* [Your task]:
With the pictures omitted, write out the entries that follow exactly as they stand.
[Records shown start]
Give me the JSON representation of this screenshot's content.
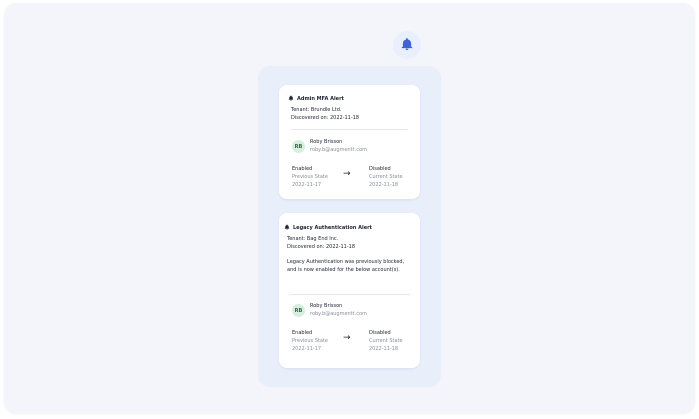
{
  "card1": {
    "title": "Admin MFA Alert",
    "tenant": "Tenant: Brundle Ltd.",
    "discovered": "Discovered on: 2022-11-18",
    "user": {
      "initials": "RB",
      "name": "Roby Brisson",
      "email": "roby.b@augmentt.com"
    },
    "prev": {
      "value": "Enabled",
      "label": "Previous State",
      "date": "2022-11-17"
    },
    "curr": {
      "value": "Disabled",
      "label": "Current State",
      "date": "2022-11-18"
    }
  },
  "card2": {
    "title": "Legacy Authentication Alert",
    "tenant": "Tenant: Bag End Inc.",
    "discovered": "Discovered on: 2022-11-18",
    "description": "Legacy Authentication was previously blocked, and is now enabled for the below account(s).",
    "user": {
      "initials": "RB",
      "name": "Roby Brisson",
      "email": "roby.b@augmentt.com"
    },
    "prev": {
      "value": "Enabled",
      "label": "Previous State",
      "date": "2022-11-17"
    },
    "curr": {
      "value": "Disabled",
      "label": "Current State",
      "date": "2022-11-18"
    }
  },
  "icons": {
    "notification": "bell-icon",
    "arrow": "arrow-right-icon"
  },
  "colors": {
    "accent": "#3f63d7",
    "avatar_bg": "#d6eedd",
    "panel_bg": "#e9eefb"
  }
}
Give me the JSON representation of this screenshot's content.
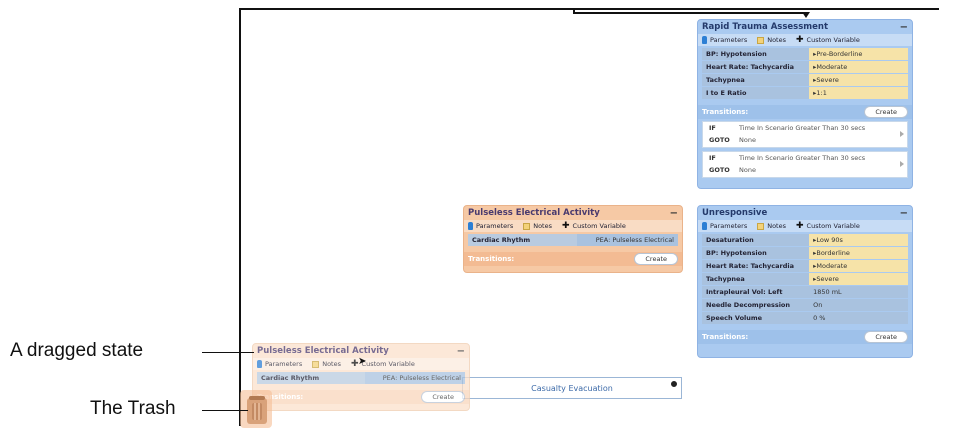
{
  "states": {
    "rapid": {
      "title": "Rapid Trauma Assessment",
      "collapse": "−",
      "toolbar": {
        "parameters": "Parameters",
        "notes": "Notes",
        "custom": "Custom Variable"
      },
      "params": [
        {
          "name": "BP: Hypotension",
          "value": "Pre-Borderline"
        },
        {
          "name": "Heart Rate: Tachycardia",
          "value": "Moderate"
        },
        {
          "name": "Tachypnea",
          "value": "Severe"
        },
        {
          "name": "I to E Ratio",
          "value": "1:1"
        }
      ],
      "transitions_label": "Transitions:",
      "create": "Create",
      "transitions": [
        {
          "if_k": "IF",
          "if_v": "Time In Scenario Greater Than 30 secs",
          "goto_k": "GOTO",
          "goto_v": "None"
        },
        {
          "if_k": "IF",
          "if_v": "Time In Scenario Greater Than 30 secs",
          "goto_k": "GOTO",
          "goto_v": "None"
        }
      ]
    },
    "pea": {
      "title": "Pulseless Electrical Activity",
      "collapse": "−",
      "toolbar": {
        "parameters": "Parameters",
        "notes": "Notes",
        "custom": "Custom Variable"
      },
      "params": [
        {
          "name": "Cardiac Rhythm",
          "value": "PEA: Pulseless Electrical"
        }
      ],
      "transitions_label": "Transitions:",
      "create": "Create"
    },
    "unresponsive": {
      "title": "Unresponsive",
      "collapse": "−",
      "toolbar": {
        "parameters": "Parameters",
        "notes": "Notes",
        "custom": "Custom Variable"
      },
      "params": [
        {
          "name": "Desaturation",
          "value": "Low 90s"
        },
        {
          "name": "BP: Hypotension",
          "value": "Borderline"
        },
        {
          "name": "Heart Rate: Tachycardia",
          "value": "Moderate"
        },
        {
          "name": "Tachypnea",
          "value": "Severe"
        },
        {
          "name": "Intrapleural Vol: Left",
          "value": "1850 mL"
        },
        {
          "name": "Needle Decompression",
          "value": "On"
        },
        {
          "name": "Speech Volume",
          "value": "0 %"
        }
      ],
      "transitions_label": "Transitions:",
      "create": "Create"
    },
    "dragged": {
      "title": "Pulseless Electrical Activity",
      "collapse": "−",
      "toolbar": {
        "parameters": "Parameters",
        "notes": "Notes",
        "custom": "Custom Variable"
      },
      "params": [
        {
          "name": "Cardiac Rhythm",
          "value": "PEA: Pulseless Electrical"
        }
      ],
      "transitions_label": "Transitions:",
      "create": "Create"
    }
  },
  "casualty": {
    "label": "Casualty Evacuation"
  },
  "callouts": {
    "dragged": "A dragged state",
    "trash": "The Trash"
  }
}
[Records shown end]
* [Task answer]:
Give me the JSON representation of this screenshot's content.
{
  "card1": {
    "title": "Admin MFA Alert",
    "tenant": "Tenant: Brundle Ltd.",
    "discovered": "Discovered on: 2022-11-18",
    "user": {
      "initials": "RB",
      "name": "Roby Brisson",
      "email": "roby.b@augmentt.com"
    },
    "prev": {
      "value": "Enabled",
      "label": "Previous State",
      "date": "2022-11-17"
    },
    "curr": {
      "value": "Disabled",
      "label": "Current State",
      "date": "2022-11-18"
    }
  },
  "card2": {
    "title": "Legacy Authentication Alert",
    "tenant": "Tenant: Bag End Inc.",
    "discovered": "Discovered on: 2022-11-18",
    "description": "Legacy Authentication was previously blocked, and is now enabled for the below account(s).",
    "user": {
      "initials": "RB",
      "name": "Roby Brisson",
      "email": "roby.b@augmentt.com"
    },
    "prev": {
      "value": "Enabled",
      "label": "Previous State",
      "date": "2022-11-17"
    },
    "curr": {
      "value": "Disabled",
      "label": "Current State",
      "date": "2022-11-18"
    }
  },
  "icons": {
    "notification": "bell-icon",
    "arrow": "arrow-right-icon"
  },
  "colors": {
    "accent": "#3f63d7",
    "avatar_bg": "#d6eedd",
    "panel_bg": "#e9eefb"
  }
}
Give me the JSON representation of this screenshot's content.
{
  "states": {
    "rapid": {
      "title": "Rapid Trauma Assessment",
      "collapse": "−",
      "toolbar": {
        "parameters": "Parameters",
        "notes": "Notes",
        "custom": "Custom Variable"
      },
      "params": [
        {
          "name": "BP: Hypotension",
          "value": "Pre-Borderline"
        },
        {
          "name": "Heart Rate: Tachycardia",
          "value": "Moderate"
        },
        {
          "name": "Tachypnea",
          "value": "Severe"
        },
        {
          "name": "I to E Ratio",
          "value": "1:1"
        }
      ],
      "transitions_label": "Transitions:",
      "create": "Create",
      "transitions": [
        {
          "if_k": "IF",
          "if_v": "Time In Scenario Greater Than 30 secs",
          "goto_k": "GOTO",
          "goto_v": "None"
        },
        {
          "if_k": "IF",
          "if_v": "Time In Scenario Greater Than 30 secs",
          "goto_k": "GOTO",
          "goto_v": "None"
        }
      ]
    },
    "pea": {
      "title": "Pulseless Electrical Activity",
      "collapse": "−",
      "toolbar": {
        "parameters": "Parameters",
        "notes": "Notes",
        "custom": "Custom Variable"
      },
      "params": [
        {
          "name": "Cardiac Rhythm",
          "value": "PEA: Pulseless Electrical"
        }
      ],
      "transitions_label": "Transitions:",
      "create": "Create"
    },
    "unresponsive": {
      "title": "Unresponsive",
      "collapse": "−",
      "toolbar": {
        "parameters": "Parameters",
        "notes": "Notes",
        "custom": "Custom Variable"
      },
      "params": [
        {
          "name": "Desaturation",
          "value": "Low 90s"
        },
        {
          "name": "BP: Hypotension",
          "value": "Borderline"
        },
        {
          "name": "Heart Rate: Tachycardia",
          "value": "Moderate"
        },
        {
          "name": "Tachypnea",
          "value": "Severe"
        },
        {
          "name": "Intrapleural Vol: Left",
          "value": "1850 mL"
        },
        {
          "name": "Needle Decompression",
          "value": "On"
        },
        {
          "name": "Speech Volume",
          "value": "0 %"
        }
      ],
      "transitions_label": "Transitions:",
      "create": "Create"
    },
    "dragged": {
      "title": "Pulseless Electrical Activity",
      "collapse": "−",
      "toolbar": {
        "parameters": "Parameters",
        "notes": "Notes",
        "custom": "Custom Variable"
      },
      "params": [
        {
          "name": "Cardiac Rhythm",
          "value": "PEA: Pulseless Electrical"
        }
      ],
      "transitions_label": "Transitions:",
      "create": "Create"
    }
  },
  "casualty": {
    "label": "Casualty Evacuation"
  },
  "callouts": {
    "dragged": "A dragged state",
    "trash": "The Trash"
  }
}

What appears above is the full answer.